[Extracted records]

━━━━━━

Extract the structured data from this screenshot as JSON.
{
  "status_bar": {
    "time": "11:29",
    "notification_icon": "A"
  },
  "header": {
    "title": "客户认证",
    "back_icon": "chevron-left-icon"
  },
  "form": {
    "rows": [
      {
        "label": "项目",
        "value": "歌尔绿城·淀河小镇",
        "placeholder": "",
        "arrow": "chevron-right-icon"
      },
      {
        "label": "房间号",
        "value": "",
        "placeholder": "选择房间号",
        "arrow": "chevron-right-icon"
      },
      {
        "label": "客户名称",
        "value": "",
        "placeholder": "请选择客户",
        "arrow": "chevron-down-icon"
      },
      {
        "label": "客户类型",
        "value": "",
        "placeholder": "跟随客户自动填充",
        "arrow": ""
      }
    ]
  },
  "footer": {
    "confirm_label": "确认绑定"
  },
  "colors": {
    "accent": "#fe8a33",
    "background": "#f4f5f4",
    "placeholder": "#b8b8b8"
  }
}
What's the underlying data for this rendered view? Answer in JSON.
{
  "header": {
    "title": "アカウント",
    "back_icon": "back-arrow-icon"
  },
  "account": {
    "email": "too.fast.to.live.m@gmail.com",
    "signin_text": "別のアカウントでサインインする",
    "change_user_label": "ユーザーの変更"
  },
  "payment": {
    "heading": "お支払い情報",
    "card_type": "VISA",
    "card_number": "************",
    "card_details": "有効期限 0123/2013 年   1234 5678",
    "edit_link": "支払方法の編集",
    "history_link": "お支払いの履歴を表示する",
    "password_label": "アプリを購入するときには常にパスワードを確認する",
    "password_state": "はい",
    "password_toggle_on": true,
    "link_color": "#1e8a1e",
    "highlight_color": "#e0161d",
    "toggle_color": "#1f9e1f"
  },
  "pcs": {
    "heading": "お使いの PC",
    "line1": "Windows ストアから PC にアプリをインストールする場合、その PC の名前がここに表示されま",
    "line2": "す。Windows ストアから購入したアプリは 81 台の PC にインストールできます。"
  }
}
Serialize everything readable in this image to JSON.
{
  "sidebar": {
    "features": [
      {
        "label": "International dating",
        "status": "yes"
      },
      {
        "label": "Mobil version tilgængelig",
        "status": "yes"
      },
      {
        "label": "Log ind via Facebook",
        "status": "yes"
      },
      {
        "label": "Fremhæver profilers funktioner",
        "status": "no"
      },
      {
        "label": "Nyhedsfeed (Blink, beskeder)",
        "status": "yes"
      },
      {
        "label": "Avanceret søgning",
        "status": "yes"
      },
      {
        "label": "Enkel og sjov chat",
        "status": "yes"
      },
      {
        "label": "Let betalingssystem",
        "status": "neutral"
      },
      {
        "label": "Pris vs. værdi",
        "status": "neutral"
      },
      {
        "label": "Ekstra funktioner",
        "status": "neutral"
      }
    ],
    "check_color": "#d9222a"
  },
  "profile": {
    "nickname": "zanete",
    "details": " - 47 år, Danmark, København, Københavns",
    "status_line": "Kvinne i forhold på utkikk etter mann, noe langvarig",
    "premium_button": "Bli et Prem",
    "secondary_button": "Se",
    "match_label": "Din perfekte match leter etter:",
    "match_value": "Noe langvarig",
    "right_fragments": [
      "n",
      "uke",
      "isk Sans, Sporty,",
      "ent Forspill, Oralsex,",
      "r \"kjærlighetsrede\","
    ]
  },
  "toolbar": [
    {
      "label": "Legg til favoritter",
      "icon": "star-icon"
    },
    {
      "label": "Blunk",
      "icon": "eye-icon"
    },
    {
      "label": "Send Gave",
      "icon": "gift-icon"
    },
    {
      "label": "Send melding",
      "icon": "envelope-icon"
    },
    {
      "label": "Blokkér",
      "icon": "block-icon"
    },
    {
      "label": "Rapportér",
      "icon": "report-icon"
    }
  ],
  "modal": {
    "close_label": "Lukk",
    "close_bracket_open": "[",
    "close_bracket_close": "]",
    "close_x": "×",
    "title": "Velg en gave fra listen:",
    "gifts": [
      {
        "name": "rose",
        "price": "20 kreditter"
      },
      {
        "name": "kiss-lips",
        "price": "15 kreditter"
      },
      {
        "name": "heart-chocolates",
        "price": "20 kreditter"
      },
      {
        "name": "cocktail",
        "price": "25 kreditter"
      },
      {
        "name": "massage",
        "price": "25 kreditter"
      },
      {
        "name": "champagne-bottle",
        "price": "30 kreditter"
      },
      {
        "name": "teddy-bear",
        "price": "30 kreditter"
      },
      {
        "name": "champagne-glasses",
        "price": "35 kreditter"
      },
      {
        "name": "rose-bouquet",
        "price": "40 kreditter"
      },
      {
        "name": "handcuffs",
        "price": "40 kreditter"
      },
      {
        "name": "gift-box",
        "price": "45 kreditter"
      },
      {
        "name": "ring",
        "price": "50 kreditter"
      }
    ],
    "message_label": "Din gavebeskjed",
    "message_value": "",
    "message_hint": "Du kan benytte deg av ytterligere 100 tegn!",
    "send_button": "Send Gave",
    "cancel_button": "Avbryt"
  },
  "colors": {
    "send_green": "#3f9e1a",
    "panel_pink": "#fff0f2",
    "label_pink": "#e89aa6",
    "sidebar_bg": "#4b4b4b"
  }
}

━━━━━━

> _EXERCISE DESCRIPTION_:
Make an exact copy of the listing, including every line.

> _WRITTEN ANSWER_:
Extract the structured data from this screenshot as JSON.
{
  "status_bar": {
    "time": "11:29",
    "notification_icon": "A"
  },
  "header": {
    "title": "客户认证",
    "back_icon": "chevron-left-icon"
  },
  "form": {
    "rows": [
      {
        "label": "项目",
        "value": "歌尔绿城·淀河小镇",
        "placeholder": "",
        "arrow": "chevron-right-icon"
      },
      {
        "label": "房间号",
        "value": "",
        "placeholder": "选择房间号",
        "arrow": "chevron-right-icon"
      },
      {
        "label": "客户名称",
        "value": "",
        "placeholder": "请选择客户",
        "arrow": "chevron-down-icon"
      },
      {
        "label": "客户类型",
        "value": "",
        "placeholder": "跟随客户自动填充",
        "arrow": ""
      }
    ]
  },
  "footer": {
    "confirm_label": "确认绑定"
  },
  "colors": {
    "accent": "#fe8a33",
    "background": "#f4f5f4",
    "placeholder": "#b8b8b8"
  }
}
What's the underlying data for this rendered view? Answer in JSON.
{
  "header": {
    "title": "アカウント",
    "back_icon": "back-arrow-icon"
  },
  "account": {
    "email": "too.fast.to.live.m@gmail.com",
    "signin_text": "別のアカウントでサインインする",
    "change_user_label": "ユーザーの変更"
  },
  "payment": {
    "heading": "お支払い情報",
    "card_type": "VISA",
    "card_number": "************",
    "card_details": "有効期限 0123/2013 年   1234 5678",
    "edit_link": "支払方法の編集",
    "history_link": "お支払いの履歴を表示する",
    "password_label": "アプリを購入するときには常にパスワードを確認する",
    "password_state": "はい",
    "password_toggle_on": true,
    "link_color": "#1e8a1e",
    "highlight_color": "#e0161d",
    "toggle_color": "#1f9e1f"
  },
  "pcs": {
    "heading": "お使いの PC",
    "line1": "Windows ストアから PC にアプリをインストールする場合、その PC の名前がここに表示されま",
    "line2": "す。Windows ストアから購入したアプリは 81 台の PC にインストールできます。"
  }
}
Serialize everything readable in this image to JSON.
{
  "sidebar": {
    "features": [
      {
        "label": "International dating",
        "status": "yes"
      },
      {
        "label": "Mobil version tilgængelig",
        "status": "yes"
      },
      {
        "label": "Log ind via Facebook",
        "status": "yes"
      },
      {
        "label": "Fremhæver profilers funktioner",
        "status": "no"
      },
      {
        "label": "Nyhedsfeed (Blink, beskeder)",
        "status": "yes"
      },
      {
        "label": "Avanceret søgning",
        "status": "yes"
      },
      {
        "label": "Enkel og sjov chat",
        "status": "yes"
      },
      {
        "label": "Let betalingssystem",
        "status": "neutral"
      },
      {
        "label": "Pris vs. værdi",
        "status": "neutral"
      },
      {
        "label": "Ekstra funktioner",
        "status": "neutral"
      }
    ],
    "check_color": "#d9222a"
  },
  "profile": {
    "nickname": "zanete",
    "details": " - 47 år, Danmark, København, Københavns",
    "status_line": "Kvinne i forhold på utkikk etter mann, noe langvarig",
    "premium_button": "Bli et Prem",
    "secondary_button": "Se",
    "match_label": "Din perfekte match leter etter:",
    "match_value": "Noe langvarig",
    "right_fragments": [
      "n",
      "uke",
      "isk Sans, Sporty,",
      "ent Forspill, Oralsex,",
      "r \"kjærlighetsrede\","
    ]
  },
  "toolbar": [
    {
      "label": "Legg til favoritter",
      "icon": "star-icon"
    },
    {
      "label": "Blunk",
      "icon": "eye-icon"
    },
    {
      "label": "Send Gave",
      "icon": "gift-icon"
    },
    {
      "label": "Send melding",
      "icon": "envelope-icon"
    },
    {
      "label": "Blokkér",
      "icon": "block-icon"
    },
    {
      "label": "Rapportér",
      "icon": "report-icon"
    }
  ],
  "modal": {
    "close_label": "Lukk",
    "close_bracket_open": "[",
    "close_bracket_close": "]",
    "close_x": "×",
    "title": "Velg en gave fra listen:",
    "gifts": [
      {
        "name": "rose",
        "price": "20 kreditter"
      },
      {
        "name": "kiss-lips",
        "price": "15 kreditter"
      },
      {
        "name": "heart-chocolates",
        "price": "20 kreditter"
      },
      {
        "name": "cocktail",
        "price": "25 kreditter"
      },
      {
        "name": "massage",
        "price": "25 kreditter"
      },
      {
        "name": "champagne-bottle",
        "price": "30 kreditter"
      },
      {
        "name": "teddy-bear",
        "price": "30 kreditter"
      },
      {
        "name": "champagne-glasses",
        "price": "35 kreditter"
      },
      {
        "name": "rose-bouquet",
        "price": "40 kreditter"
      },
      {
        "name": "handcuffs",
        "price": "40 kreditter"
      },
      {
        "name": "gift-box",
        "price": "45 kreditter"
      },
      {
        "name": "ring",
        "price": "50 kreditter"
      }
    ],
    "message_label": "Din gavebeskjed",
    "message_value": "",
    "message_hint": "Du kan benytte deg av ytterligere 100 tegn!",
    "send_button": "Send Gave",
    "cancel_button": "Avbryt"
  },
  "colors": {
    "send_green": "#3f9e1a",
    "panel_pink": "#fff0f2",
    "label_pink": "#e89aa6",
    "sidebar_bg": "#4b4b4b"
  }
}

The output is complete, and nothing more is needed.